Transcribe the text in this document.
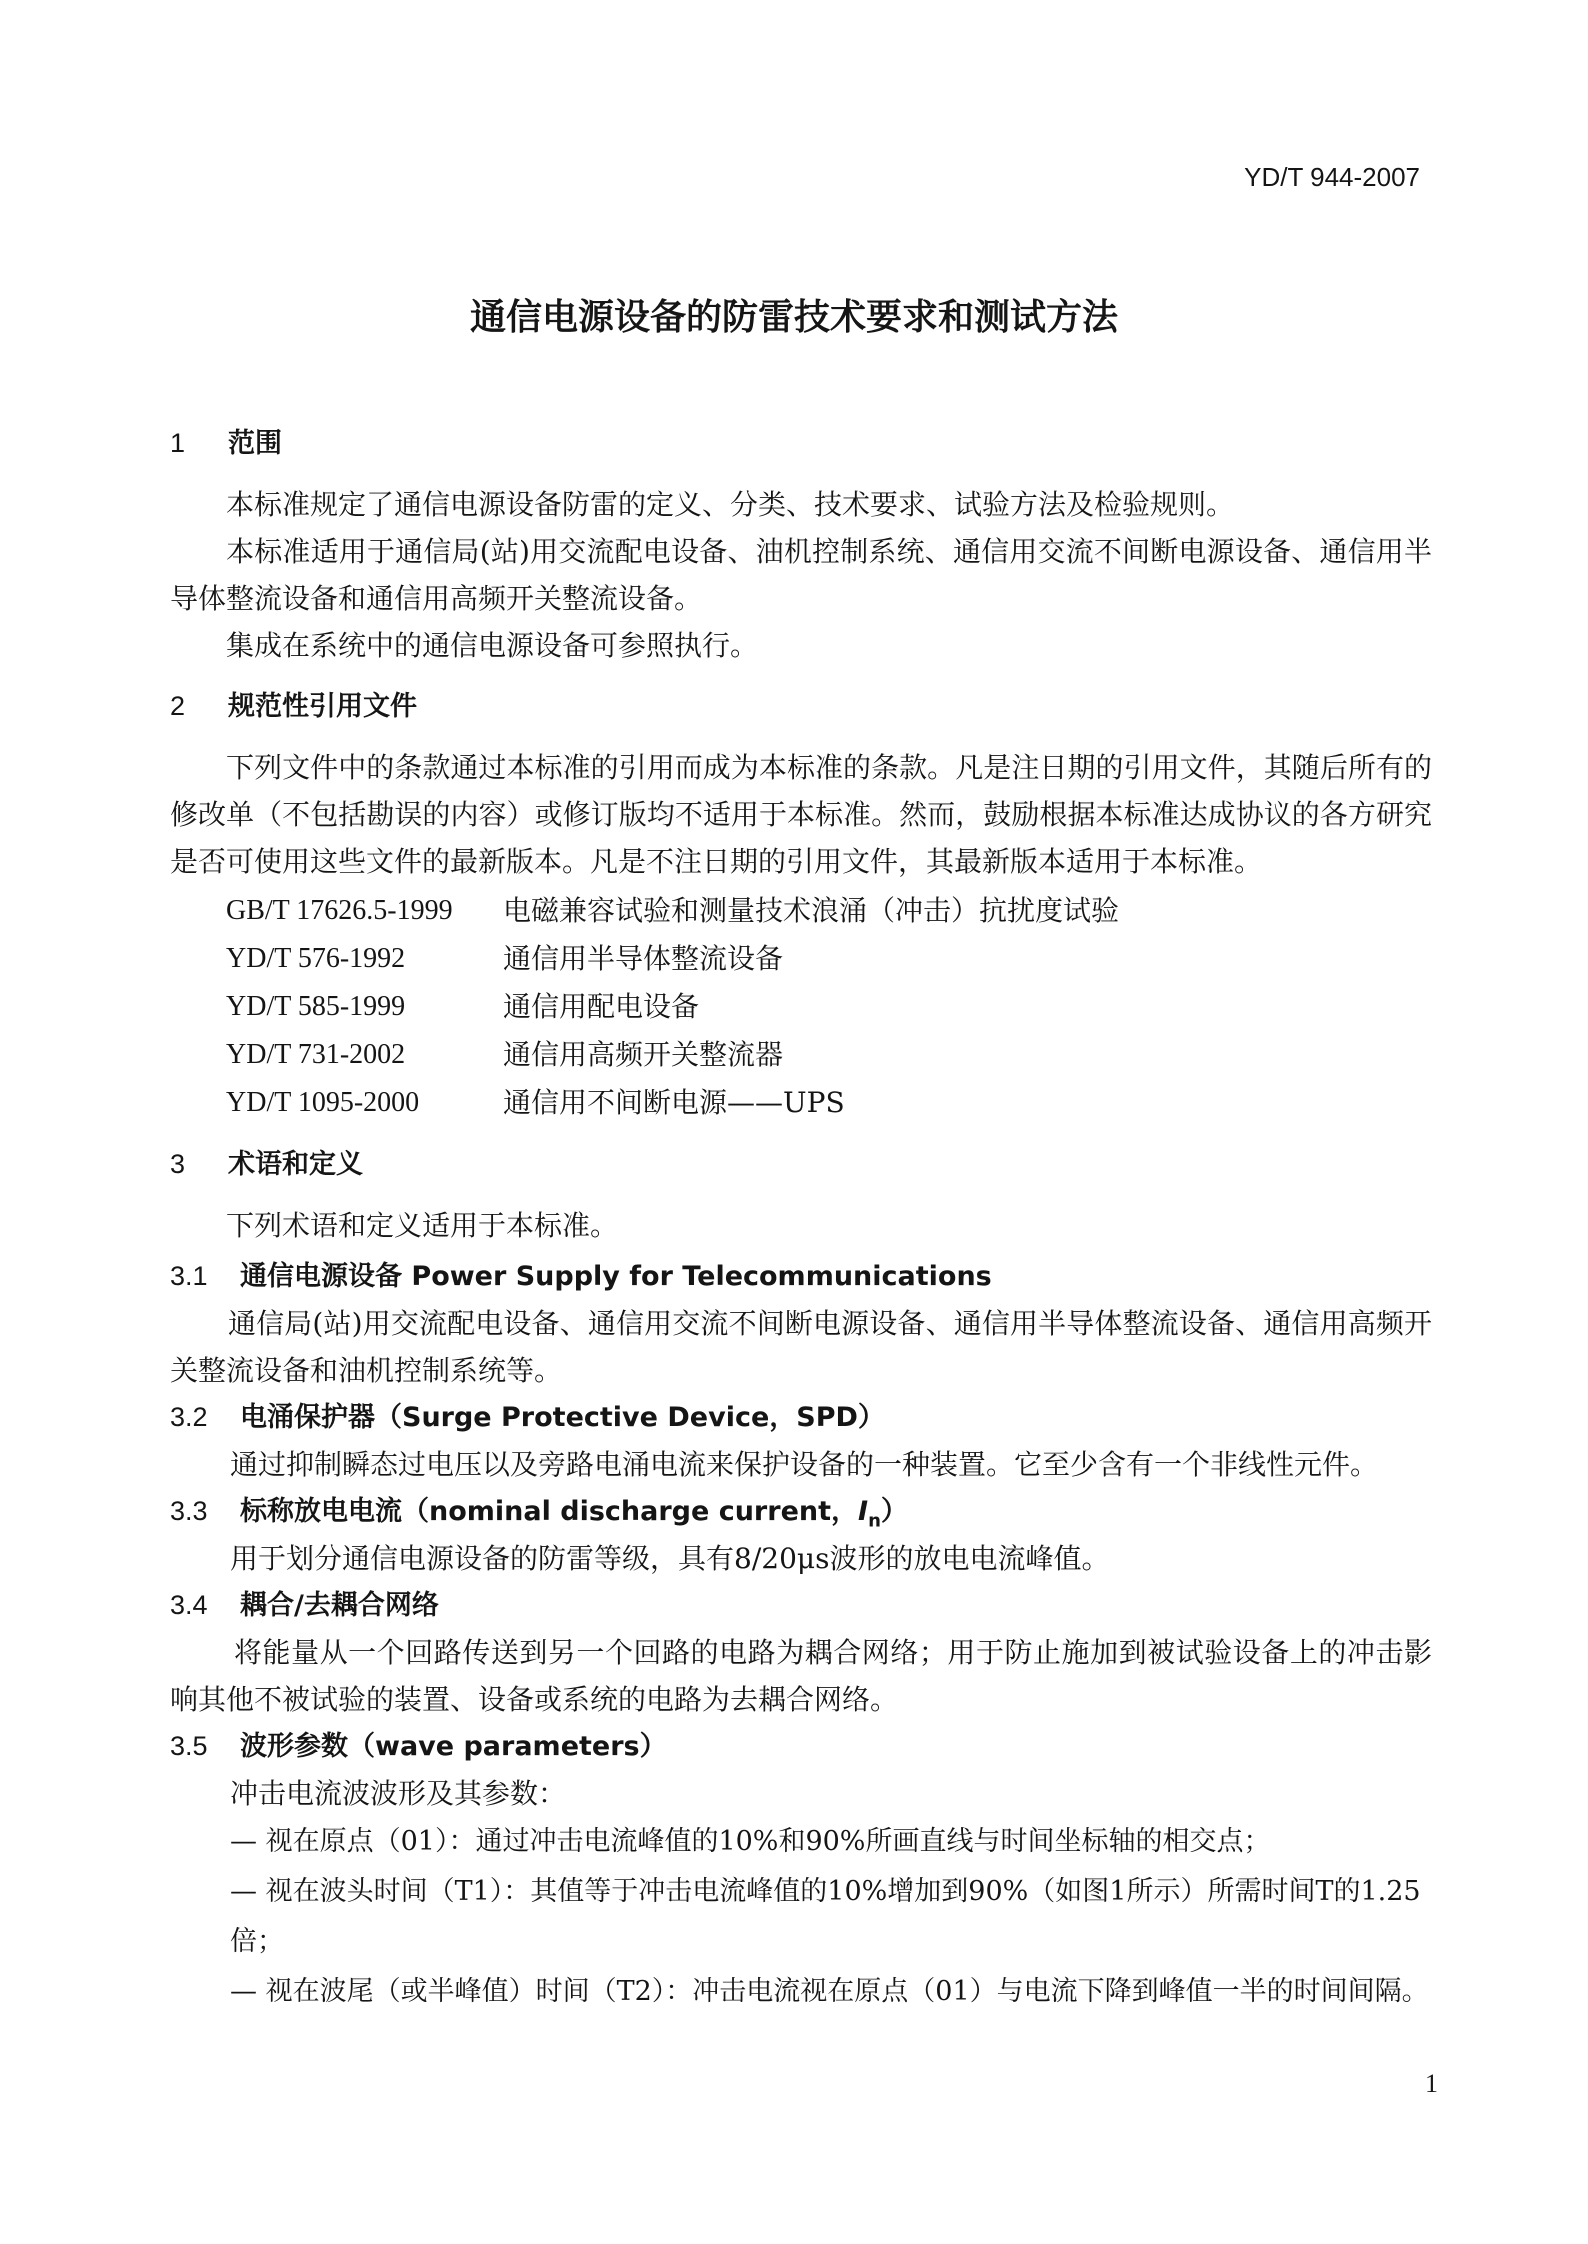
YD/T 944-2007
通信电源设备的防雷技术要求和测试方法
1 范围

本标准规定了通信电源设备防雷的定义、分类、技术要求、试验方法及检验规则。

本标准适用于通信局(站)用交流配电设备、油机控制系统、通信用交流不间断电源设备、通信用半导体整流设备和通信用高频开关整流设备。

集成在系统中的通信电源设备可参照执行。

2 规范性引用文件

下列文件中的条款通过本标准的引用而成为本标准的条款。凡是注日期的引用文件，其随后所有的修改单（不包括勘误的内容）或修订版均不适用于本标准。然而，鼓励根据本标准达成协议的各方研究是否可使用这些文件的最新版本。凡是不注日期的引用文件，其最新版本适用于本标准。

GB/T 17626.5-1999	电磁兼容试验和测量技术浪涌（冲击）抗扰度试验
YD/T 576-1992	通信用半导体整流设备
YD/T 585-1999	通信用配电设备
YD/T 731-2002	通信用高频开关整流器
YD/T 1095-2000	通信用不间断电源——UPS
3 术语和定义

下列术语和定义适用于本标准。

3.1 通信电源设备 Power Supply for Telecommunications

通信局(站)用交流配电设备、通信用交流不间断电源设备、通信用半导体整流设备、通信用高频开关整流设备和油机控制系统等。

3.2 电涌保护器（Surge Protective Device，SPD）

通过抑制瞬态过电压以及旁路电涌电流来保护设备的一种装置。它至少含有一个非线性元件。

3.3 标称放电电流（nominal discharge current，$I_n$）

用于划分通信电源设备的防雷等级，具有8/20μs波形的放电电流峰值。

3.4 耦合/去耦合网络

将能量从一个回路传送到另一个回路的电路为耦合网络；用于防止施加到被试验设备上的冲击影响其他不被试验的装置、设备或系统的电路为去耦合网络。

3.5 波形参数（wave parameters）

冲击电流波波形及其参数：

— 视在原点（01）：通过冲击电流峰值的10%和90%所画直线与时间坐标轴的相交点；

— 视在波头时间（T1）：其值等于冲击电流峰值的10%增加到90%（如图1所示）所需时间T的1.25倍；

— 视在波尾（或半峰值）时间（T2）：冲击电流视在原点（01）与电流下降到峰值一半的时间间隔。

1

▶ [What is required] Output a faithful copy of the data, with each picture left out.

▶ [Solved problem]
Transcribe the text in this document.
YD/T 944-2007
通信电源设备的防雷技术要求和测试方法
1 范围

本标准规定了通信电源设备防雷的定义、分类、技术要求、试验方法及检验规则。

本标准适用于通信局(站)用交流配电设备、油机控制系统、通信用交流不间断电源设备、通信用半导体整流设备和通信用高频开关整流设备。

集成在系统中的通信电源设备可参照执行。

2 规范性引用文件

下列文件中的条款通过本标准的引用而成为本标准的条款。凡是注日期的引用文件，其随后所有的修改单（不包括勘误的内容）或修订版均不适用于本标准。然而，鼓励根据本标准达成协议的各方研究是否可使用这些文件的最新版本。凡是不注日期的引用文件，其最新版本适用于本标准。

GB/T 17626.5-1999	电磁兼容试验和测量技术浪涌（冲击）抗扰度试验
YD/T 576-1992	通信用半导体整流设备
YD/T 585-1999	通信用配电设备
YD/T 731-2002	通信用高频开关整流器
YD/T 1095-2000	通信用不间断电源——UPS
3 术语和定义

下列术语和定义适用于本标准。

3.1 通信电源设备 Power Supply for Telecommunications

通信局(站)用交流配电设备、通信用交流不间断电源设备、通信用半导体整流设备、通信用高频开关整流设备和油机控制系统等。

3.2 电涌保护器（Surge Protective Device，SPD）

通过抑制瞬态过电压以及旁路电涌电流来保护设备的一种装置。它至少含有一个非线性元件。

3.3 标称放电电流（nominal discharge current，$I_n$）

用于划分通信电源设备的防雷等级，具有8/20μs波形的放电电流峰值。

3.4 耦合/去耦合网络

将能量从一个回路传送到另一个回路的电路为耦合网络；用于防止施加到被试验设备上的冲击影响其他不被试验的装置、设备或系统的电路为去耦合网络。

3.5 波形参数（wave parameters）

冲击电流波波形及其参数：

— 视在原点（01）：通过冲击电流峰值的10%和90%所画直线与时间坐标轴的相交点；

— 视在波头时间（T1）：其值等于冲击电流峰值的10%增加到90%（如图1所示）所需时间T的1.25倍；

— 视在波尾（或半峰值）时间（T2）：冲击电流视在原点（01）与电流下降到峰值一半的时间间隔。

1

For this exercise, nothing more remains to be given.